*RECORDS SHOWN*.
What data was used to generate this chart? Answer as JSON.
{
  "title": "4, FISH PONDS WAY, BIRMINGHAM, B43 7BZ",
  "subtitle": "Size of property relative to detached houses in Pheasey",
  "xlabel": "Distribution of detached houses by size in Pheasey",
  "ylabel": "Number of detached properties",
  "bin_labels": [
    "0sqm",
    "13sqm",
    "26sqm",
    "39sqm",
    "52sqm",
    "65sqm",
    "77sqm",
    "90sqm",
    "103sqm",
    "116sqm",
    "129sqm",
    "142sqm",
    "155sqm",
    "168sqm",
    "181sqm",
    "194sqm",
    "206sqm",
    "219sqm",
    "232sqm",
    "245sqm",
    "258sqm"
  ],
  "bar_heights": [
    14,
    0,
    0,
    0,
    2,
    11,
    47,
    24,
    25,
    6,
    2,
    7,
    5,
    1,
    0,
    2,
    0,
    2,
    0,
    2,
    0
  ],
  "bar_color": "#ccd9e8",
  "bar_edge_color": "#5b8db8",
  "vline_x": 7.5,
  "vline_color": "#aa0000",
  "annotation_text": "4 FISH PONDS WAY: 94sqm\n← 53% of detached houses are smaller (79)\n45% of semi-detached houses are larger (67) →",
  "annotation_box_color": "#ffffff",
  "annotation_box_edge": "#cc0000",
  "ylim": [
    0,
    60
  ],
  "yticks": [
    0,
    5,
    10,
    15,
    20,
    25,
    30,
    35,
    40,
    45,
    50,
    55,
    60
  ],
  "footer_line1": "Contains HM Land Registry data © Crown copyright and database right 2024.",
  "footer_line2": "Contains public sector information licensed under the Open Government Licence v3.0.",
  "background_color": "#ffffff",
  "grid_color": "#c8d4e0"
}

*DIRECTIVE*.
Restate the whole of the material exactly.

*TASK ANSWER*.
What data was used to generate this chart? Answer as JSON.
{
  "title": "4, FISH PONDS WAY, BIRMINGHAM, B43 7BZ",
  "subtitle": "Size of property relative to detached houses in Pheasey",
  "xlabel": "Distribution of detached houses by size in Pheasey",
  "ylabel": "Number of detached properties",
  "bin_labels": [
    "0sqm",
    "13sqm",
    "26sqm",
    "39sqm",
    "52sqm",
    "65sqm",
    "77sqm",
    "90sqm",
    "103sqm",
    "116sqm",
    "129sqm",
    "142sqm",
    "155sqm",
    "168sqm",
    "181sqm",
    "194sqm",
    "206sqm",
    "219sqm",
    "232sqm",
    "245sqm",
    "258sqm"
  ],
  "bar_heights": [
    14,
    0,
    0,
    0,
    2,
    11,
    47,
    24,
    25,
    6,
    2,
    7,
    5,
    1,
    0,
    2,
    0,
    2,
    0,
    2,
    0
  ],
  "bar_color": "#ccd9e8",
  "bar_edge_color": "#5b8db8",
  "vline_x": 7.5,
  "vline_color": "#aa0000",
  "annotation_text": "4 FISH PONDS WAY: 94sqm\n← 53% of detached houses are smaller (79)\n45% of semi-detached houses are larger (67) →",
  "annotation_box_color": "#ffffff",
  "annotation_box_edge": "#cc0000",
  "ylim": [
    0,
    60
  ],
  "yticks": [
    0,
    5,
    10,
    15,
    20,
    25,
    30,
    35,
    40,
    45,
    50,
    55,
    60
  ],
  "footer_line1": "Contains HM Land Registry data © Crown copyright and database right 2024.",
  "footer_line2": "Contains public sector information licensed under the Open Government Licence v3.0.",
  "background_color": "#ffffff",
  "grid_color": "#c8d4e0"
}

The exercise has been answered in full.